Lenz avait signalé des calcaires paléozoïques dans la région de l’erg Chach. Au cours de la fructueuse tournée des méharistes à Taoudenni, Mussel a pu recueillir d’importants matériaux qui permettent de préciser les indications un peu trop vagues de Lenz.
Fig. 6. — Coupe schématique d’El Khenachiche à Taoudenni. — D’après Mussel, Renseignements coloniaux publiés par le Comité de l’Afrique Française, juin 1907, p. 151 et 152. Les altitudes sont mal connues.
1, Schistes cristallins et Quartzites ; 2, Calcaires gris fossilifères ; 3, Calcaires rosés non fossilifères (15 à 18 m.) ; 4, Calcaires bleuâtres ou violacés, fossilifères au sommet (13 m.) ; 5, Argiles gypsifères (Infracrétacé ?) ; 6, Grès rouges (Infracrétacé ?) ; 7, Conglomérats siliceux ; 8, Atterrissements quaternaires, sebkha.
D’El Eglab où elles s’appuient sur l’Archéen, jusqu’au voisinage de la falaise d’El Khenachiche, des couches très plissées, que Mussel rapproche des assises siluriennes du Bled El Mass (au nord de l’Ahnet), forment partout le sous-sol ; dans l’Aoukarr qui est une véritable chebka, ces schistes cristallins et ces quartzites ne sont guère recouverts que par des dunes ou des atterrissements récents. Mais plus au sud ils sont surmontés d’un plateau calcaire, de structure tabulaire, la hammada El Haricha ([fig. 6]). Ces couches presque horizontales débutent par des calcaires gris de puissance mal déterminée, parfois légèrement gréseux et contenant Productus semi-reticulatus Mart, Pr. aff. Flemingi Sow., Spirifer aff. cuspidatus Mart. Au-dessus, 15 à 18 mètres de calcaires, verts et 10 mètres de calcaires violets n’ont fourni aucun fossile. Ces couches stériles sont surmontées de 3 mètres de calcaires violacés que termine parfois un niveau siliceux (0,60). Flamand y signale les formes suivantes :
Productus aff. africanus Stoch.

◆ **ACTIVITÉ 1**
Quels fossiles le texte sur la géologie de Taoudenni cite-t-il ? Donnez-les tous.
◆ **ACTIVITÉ 2**
Répondez à ces questions sur le texte sur la géologie de Taoudenni.
(a) Qui avait signalé des calcaires paléozoïques dans la région de l’erg Chach ?
(b) Quel plateau calcaire surmonte les schistes cristallins et les quartzites plus au sud ?
(c) En quel mois et en quelle année ont paru les Renseignements coloniaux cités pour la fig. 6 ?
◆ **ACTIVITÉ 3**
Poursuivez le texte sur la géologie de Taoudenni à partir de sa dernière ligne.

◆ **DONNÉES**
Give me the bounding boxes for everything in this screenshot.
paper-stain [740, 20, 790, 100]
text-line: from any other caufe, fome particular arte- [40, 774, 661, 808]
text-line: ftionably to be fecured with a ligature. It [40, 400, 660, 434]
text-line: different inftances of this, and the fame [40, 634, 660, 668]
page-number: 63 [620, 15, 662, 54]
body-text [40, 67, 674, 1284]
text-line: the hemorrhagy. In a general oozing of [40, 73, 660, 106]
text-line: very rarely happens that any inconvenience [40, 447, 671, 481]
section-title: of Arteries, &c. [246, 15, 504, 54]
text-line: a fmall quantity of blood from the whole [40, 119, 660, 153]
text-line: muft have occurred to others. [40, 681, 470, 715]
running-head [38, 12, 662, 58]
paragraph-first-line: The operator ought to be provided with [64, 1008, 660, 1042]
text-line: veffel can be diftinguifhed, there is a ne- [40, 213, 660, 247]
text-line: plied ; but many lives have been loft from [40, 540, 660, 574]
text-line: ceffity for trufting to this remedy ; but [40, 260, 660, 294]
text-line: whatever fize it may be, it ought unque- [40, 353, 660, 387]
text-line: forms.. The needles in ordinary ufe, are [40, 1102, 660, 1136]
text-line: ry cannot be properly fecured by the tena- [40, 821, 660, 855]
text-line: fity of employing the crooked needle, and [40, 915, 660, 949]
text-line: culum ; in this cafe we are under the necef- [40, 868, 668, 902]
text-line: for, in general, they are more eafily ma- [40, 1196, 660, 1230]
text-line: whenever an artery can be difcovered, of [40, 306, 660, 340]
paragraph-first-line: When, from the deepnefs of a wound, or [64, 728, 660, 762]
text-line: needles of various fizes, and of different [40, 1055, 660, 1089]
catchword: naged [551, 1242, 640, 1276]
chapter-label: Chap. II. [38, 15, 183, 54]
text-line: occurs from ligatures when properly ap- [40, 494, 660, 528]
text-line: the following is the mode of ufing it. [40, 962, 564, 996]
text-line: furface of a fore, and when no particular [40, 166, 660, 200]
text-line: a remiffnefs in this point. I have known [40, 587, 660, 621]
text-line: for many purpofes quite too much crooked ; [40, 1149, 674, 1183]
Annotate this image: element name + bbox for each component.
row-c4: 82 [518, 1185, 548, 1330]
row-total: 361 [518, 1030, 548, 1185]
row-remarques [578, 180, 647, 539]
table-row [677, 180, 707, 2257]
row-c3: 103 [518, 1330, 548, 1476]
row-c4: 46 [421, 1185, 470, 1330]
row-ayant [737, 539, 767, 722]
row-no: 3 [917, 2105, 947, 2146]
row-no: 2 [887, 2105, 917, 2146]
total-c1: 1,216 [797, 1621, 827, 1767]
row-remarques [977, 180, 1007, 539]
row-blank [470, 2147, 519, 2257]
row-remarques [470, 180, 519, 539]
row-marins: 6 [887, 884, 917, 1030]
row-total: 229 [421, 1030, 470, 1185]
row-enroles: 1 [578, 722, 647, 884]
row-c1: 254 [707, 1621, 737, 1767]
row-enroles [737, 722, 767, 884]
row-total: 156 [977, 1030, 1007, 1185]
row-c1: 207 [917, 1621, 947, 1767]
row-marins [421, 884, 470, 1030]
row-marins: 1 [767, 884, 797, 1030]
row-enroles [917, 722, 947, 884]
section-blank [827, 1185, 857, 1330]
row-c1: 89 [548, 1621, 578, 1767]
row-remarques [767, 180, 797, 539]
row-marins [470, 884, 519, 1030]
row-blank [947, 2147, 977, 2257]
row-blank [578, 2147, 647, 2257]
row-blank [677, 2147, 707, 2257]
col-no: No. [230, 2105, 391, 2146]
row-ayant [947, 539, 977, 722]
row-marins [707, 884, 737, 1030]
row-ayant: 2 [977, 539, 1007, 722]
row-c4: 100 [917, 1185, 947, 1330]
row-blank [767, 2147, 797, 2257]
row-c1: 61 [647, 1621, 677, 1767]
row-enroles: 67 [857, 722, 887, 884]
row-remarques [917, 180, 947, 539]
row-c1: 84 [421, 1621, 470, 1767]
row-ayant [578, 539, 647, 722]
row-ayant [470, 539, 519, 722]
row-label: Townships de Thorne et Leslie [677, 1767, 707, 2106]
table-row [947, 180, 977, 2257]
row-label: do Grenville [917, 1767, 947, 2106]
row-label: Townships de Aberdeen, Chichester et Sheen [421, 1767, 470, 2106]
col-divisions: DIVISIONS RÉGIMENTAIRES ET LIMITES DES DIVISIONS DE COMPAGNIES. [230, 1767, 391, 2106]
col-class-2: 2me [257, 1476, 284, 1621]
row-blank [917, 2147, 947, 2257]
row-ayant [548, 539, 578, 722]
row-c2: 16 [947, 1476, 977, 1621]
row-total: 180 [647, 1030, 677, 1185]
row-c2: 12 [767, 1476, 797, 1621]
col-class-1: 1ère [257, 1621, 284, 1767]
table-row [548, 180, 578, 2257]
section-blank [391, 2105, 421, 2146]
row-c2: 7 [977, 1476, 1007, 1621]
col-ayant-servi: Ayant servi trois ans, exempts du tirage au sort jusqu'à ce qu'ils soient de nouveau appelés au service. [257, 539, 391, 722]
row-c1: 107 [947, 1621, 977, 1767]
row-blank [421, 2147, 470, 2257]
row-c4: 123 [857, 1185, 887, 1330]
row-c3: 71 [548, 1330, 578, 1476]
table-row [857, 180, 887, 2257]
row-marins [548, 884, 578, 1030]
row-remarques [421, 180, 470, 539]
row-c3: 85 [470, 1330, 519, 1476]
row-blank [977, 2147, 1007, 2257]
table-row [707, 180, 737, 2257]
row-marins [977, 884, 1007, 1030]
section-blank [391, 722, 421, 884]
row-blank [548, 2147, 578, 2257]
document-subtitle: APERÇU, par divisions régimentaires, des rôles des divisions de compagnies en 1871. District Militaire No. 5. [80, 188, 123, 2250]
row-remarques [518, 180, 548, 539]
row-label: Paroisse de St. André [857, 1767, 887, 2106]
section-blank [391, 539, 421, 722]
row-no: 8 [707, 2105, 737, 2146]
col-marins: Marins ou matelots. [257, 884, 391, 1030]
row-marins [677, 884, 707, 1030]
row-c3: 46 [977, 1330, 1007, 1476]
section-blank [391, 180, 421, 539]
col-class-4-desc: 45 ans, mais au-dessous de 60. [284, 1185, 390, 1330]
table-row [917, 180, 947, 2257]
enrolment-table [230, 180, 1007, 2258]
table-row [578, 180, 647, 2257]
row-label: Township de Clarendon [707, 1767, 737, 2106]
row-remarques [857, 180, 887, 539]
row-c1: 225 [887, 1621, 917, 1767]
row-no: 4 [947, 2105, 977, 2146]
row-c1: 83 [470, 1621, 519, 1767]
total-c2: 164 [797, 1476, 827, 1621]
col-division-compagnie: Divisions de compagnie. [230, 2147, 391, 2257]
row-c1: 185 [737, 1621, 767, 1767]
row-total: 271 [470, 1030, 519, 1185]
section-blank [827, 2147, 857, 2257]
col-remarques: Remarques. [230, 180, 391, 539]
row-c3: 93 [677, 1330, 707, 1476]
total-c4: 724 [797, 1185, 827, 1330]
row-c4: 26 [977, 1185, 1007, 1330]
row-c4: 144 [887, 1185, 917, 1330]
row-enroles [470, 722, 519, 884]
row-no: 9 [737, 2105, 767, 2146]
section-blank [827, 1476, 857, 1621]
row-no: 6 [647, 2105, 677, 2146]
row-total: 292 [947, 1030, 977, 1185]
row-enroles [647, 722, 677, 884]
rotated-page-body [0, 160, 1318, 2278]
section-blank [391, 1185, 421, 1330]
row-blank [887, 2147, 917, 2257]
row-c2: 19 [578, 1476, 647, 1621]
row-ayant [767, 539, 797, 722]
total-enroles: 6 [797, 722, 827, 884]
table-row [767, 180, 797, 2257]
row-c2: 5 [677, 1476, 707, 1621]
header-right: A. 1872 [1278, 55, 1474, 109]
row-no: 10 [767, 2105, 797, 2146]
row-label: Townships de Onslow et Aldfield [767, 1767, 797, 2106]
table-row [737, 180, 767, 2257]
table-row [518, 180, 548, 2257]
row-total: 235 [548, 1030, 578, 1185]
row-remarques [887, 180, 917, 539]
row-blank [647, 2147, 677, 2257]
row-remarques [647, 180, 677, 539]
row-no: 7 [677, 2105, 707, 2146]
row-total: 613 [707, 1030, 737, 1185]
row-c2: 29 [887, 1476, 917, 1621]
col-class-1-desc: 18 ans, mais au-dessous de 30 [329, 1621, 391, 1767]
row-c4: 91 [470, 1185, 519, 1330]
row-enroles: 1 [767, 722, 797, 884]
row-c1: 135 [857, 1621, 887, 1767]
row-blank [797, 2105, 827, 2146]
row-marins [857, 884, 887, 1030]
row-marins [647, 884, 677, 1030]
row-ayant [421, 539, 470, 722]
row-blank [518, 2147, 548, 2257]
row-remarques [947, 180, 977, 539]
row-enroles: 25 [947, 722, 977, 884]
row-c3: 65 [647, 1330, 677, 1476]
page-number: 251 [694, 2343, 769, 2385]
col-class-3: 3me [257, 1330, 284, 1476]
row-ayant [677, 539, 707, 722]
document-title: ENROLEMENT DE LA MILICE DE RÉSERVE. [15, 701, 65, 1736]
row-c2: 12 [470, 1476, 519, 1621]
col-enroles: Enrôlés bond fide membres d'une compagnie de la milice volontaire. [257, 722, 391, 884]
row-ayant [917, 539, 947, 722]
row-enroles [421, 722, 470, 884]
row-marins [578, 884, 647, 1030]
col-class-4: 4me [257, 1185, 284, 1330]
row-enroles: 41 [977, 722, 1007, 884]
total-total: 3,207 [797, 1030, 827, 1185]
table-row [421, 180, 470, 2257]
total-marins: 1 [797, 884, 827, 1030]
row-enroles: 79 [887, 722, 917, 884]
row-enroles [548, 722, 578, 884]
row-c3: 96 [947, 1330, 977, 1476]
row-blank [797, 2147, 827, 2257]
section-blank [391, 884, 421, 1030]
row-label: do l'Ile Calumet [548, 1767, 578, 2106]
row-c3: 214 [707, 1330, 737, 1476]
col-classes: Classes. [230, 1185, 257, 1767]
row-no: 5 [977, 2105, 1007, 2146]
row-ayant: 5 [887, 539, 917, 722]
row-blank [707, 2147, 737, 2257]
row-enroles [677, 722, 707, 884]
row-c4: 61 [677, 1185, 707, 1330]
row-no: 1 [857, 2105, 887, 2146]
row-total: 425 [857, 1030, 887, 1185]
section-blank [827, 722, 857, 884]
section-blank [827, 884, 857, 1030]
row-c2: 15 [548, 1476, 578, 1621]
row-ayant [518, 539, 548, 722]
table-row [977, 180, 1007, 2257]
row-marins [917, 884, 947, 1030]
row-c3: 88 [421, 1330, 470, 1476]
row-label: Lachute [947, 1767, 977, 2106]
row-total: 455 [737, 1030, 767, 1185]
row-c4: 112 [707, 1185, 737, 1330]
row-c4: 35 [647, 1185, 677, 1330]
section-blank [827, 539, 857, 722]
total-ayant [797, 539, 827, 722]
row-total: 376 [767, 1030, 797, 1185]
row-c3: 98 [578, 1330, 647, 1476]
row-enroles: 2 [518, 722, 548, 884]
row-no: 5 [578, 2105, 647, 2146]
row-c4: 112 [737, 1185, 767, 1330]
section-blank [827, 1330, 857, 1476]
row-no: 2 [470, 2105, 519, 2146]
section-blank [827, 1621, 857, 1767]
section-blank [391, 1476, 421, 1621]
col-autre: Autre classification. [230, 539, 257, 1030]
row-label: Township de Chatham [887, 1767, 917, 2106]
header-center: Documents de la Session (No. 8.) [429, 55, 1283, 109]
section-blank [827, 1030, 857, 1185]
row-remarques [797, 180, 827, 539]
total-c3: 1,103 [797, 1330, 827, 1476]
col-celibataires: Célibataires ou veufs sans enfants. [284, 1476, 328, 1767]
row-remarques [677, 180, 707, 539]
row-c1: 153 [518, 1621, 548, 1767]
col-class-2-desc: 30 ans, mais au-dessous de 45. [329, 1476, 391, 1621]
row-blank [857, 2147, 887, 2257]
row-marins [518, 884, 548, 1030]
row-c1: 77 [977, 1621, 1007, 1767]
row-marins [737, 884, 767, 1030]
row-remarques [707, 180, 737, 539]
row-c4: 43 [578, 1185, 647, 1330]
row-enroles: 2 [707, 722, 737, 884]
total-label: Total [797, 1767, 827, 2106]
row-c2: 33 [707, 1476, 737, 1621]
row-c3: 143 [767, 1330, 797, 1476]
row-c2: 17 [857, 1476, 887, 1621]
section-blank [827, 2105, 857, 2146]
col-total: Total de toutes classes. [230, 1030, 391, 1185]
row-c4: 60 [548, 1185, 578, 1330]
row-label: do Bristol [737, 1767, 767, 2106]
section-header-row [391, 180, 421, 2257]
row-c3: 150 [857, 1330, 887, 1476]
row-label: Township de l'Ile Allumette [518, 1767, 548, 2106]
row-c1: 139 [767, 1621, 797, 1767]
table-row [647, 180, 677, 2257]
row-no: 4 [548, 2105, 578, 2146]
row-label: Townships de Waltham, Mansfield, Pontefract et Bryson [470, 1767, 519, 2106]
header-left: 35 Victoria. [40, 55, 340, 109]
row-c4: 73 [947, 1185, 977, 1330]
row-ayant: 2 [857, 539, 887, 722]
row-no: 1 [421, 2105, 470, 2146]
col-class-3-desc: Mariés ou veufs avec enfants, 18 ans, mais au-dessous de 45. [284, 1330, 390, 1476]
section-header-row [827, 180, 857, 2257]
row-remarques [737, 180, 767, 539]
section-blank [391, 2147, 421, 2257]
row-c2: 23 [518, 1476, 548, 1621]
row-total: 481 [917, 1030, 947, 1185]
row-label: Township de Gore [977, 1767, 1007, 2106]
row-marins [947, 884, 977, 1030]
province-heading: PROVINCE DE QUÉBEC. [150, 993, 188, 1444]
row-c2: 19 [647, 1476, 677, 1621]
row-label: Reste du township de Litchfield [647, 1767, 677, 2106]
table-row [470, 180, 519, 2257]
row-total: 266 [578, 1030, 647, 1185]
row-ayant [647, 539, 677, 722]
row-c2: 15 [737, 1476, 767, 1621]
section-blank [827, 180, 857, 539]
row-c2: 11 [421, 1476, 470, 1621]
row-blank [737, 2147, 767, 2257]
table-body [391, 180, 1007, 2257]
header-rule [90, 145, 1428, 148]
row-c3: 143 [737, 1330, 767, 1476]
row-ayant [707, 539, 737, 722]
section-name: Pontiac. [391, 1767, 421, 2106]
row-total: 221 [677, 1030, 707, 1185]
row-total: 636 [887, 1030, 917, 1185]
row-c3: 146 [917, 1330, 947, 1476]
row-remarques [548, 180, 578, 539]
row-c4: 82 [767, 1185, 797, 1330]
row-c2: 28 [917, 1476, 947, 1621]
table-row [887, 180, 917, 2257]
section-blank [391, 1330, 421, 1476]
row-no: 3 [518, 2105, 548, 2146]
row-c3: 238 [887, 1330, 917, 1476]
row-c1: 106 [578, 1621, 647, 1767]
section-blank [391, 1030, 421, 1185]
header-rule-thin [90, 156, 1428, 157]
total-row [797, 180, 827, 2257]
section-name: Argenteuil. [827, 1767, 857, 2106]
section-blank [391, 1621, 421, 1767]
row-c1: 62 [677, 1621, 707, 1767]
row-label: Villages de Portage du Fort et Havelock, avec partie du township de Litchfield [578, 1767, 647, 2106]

◆ **ZONE DE RÉPONSE 1**
Productus semi-reticulatus Mart
Pr. aff. Flemingi Sow.
Spirifer aff. cuspidatus Mart.
Productus aff. africanus Stoch.

◆ **ZONE DE RÉPONSE 2**
(a) Lenz.
(b) La hammada El Haricha.
(c) En juin 1907.

◆ **ZONE DE RÉPONSE 3**
Lithostrotion irregulare Ph.
L. » Martini. M. Edw. et Haime.
C’est donc incontestablement du Carbonifère ; mais le nombre des fossiles est trop restreint, leur état de conservation trop médiocre pour qu’il soit possible de préciser davantage le niveau.
En tout cas, il importe de bien mettre en évidence que la hammada El Haricha repose directement sur les schistes siluriens et que rien ne semble représenter le Dévonien ; cette transgression du Carbonifère, qui manque dans la majeure partie du Sahara soudanais, est un fait important.